> _Task inputs_:
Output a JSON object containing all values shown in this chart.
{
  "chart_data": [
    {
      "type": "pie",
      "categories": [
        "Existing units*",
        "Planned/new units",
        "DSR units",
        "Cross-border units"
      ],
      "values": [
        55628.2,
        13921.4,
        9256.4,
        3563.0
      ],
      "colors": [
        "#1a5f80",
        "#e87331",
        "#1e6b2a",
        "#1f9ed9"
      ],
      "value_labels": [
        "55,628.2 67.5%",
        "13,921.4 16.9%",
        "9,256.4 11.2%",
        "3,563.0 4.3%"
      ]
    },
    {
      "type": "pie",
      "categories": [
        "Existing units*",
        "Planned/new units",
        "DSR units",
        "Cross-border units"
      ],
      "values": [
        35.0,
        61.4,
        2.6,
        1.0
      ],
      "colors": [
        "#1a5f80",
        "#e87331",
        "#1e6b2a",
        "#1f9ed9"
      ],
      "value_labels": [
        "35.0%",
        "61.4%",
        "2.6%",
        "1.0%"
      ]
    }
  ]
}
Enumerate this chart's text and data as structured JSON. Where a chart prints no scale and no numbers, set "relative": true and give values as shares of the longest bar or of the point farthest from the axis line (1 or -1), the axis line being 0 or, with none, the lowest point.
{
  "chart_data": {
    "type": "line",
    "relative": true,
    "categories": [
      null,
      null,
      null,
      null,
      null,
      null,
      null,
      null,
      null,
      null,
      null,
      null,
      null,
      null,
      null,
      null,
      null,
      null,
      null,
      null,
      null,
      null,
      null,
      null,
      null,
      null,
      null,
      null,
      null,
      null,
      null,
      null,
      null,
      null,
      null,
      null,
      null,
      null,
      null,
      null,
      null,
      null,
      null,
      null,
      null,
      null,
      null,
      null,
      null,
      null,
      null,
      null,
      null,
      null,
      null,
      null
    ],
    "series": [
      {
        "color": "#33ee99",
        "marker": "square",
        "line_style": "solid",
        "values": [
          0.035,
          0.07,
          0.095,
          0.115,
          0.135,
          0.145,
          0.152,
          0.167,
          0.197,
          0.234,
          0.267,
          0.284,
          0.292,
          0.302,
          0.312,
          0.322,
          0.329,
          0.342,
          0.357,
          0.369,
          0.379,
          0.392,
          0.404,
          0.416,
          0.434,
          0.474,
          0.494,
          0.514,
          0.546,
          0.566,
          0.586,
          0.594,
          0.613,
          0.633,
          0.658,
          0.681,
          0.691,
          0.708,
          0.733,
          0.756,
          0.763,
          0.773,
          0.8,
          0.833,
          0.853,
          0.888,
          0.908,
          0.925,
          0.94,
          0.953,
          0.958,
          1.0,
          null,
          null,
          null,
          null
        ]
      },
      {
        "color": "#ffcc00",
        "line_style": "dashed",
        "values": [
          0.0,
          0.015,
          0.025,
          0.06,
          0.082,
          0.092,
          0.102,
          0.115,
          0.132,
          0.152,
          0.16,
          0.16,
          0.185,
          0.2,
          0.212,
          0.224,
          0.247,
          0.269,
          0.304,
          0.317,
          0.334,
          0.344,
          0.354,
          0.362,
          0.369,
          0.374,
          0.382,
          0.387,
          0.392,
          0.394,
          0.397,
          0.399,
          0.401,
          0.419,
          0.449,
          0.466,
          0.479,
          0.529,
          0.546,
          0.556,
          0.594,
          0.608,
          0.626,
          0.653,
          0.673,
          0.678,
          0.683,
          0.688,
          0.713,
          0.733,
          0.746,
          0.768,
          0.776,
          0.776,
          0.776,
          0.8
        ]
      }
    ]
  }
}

> _Task goal_: All entries shown above should be printed again exactly.

> _Task output_:
Output a JSON object containing all values shown in this chart.
{
  "chart_data": [
    {
      "type": "pie",
      "categories": [
        "Existing units*",
        "Planned/new units",
        "DSR units",
        "Cross-border units"
      ],
      "values": [
        55628.2,
        13921.4,
        9256.4,
        3563.0
      ],
      "colors": [
        "#1a5f80",
        "#e87331",
        "#1e6b2a",
        "#1f9ed9"
      ],
      "value_labels": [
        "55,628.2 67.5%",
        "13,921.4 16.9%",
        "9,256.4 11.2%",
        "3,563.0 4.3%"
      ]
    },
    {
      "type": "pie",
      "categories": [
        "Existing units*",
        "Planned/new units",
        "DSR units",
        "Cross-border units"
      ],
      "values": [
        35.0,
        61.4,
        2.6,
        1.0
      ],
      "colors": [
        "#1a5f80",
        "#e87331",
        "#1e6b2a",
        "#1f9ed9"
      ],
      "value_labels": [
        "35.0%",
        "61.4%",
        "2.6%",
        "1.0%"
      ]
    }
  ]
}
Enumerate this chart's text and data as structured JSON. Where a chart prints no scale and no numbers, set "relative": true and give values as shares of the longest bar or of the point farthest from the axis line (1 or -1), the axis line being 0 or, with none, the lowest point.
{
  "chart_data": {
    "type": "line",
    "relative": true,
    "categories": [
      null,
      null,
      null,
      null,
      null,
      null,
      null,
      null,
      null,
      null,
      null,
      null,
      null,
      null,
      null,
      null,
      null,
      null,
      null,
      null,
      null,
      null,
      null,
      null,
      null,
      null,
      null,
      null,
      null,
      null,
      null,
      null,
      null,
      null,
      null,
      null,
      null,
      null,
      null,
      null,
      null,
      null,
      null,
      null,
      null,
      null,
      null,
      null,
      null,
      null,
      null,
      null,
      null,
      null,
      null,
      null
    ],
    "series": [
      {
        "color": "#33ee99",
        "marker": "square",
        "line_style": "solid",
        "values": [
          0.035,
          0.07,
          0.095,
          0.115,
          0.135,
          0.145,
          0.152,
          0.167,
          0.197,
          0.234,
          0.267,
          0.284,
          0.292,
          0.302,
          0.312,
          0.322,
          0.329,
          0.342,
          0.357,
          0.369,
          0.379,
          0.392,
          0.404,
          0.416,
          0.434,
          0.474,
          0.494,
          0.514,
          0.546,
          0.566,
          0.586,
          0.594,
          0.613,
          0.633,
          0.658,
          0.681,
          0.691,
          0.708,
          0.733,
          0.756,
          0.763,
          0.773,
          0.8,
          0.833,
          0.853,
          0.888,
          0.908,
          0.925,
          0.94,
          0.953,
          0.958,
          1.0,
          null,
          null,
          null,
          null
        ]
      },
      {
        "color": "#ffcc00",
        "line_style": "dashed",
        "values": [
          0.0,
          0.015,
          0.025,
          0.06,
          0.082,
          0.092,
          0.102,
          0.115,
          0.132,
          0.152,
          0.16,
          0.16,
          0.185,
          0.2,
          0.212,
          0.224,
          0.247,
          0.269,
          0.304,
          0.317,
          0.334,
          0.344,
          0.354,
          0.362,
          0.369,
          0.374,
          0.382,
          0.387,
          0.392,
          0.394,
          0.397,
          0.399,
          0.401,
          0.419,
          0.449,
          0.466,
          0.479,
          0.529,
          0.546,
          0.556,
          0.594,
          0.608,
          0.626,
          0.653,
          0.673,
          0.678,
          0.683,
          0.688,
          0.713,
          0.733,
          0.746,
          0.768,
          0.776,
          0.776,
          0.776,
          0.8
        ]
      }
    ]
  }
}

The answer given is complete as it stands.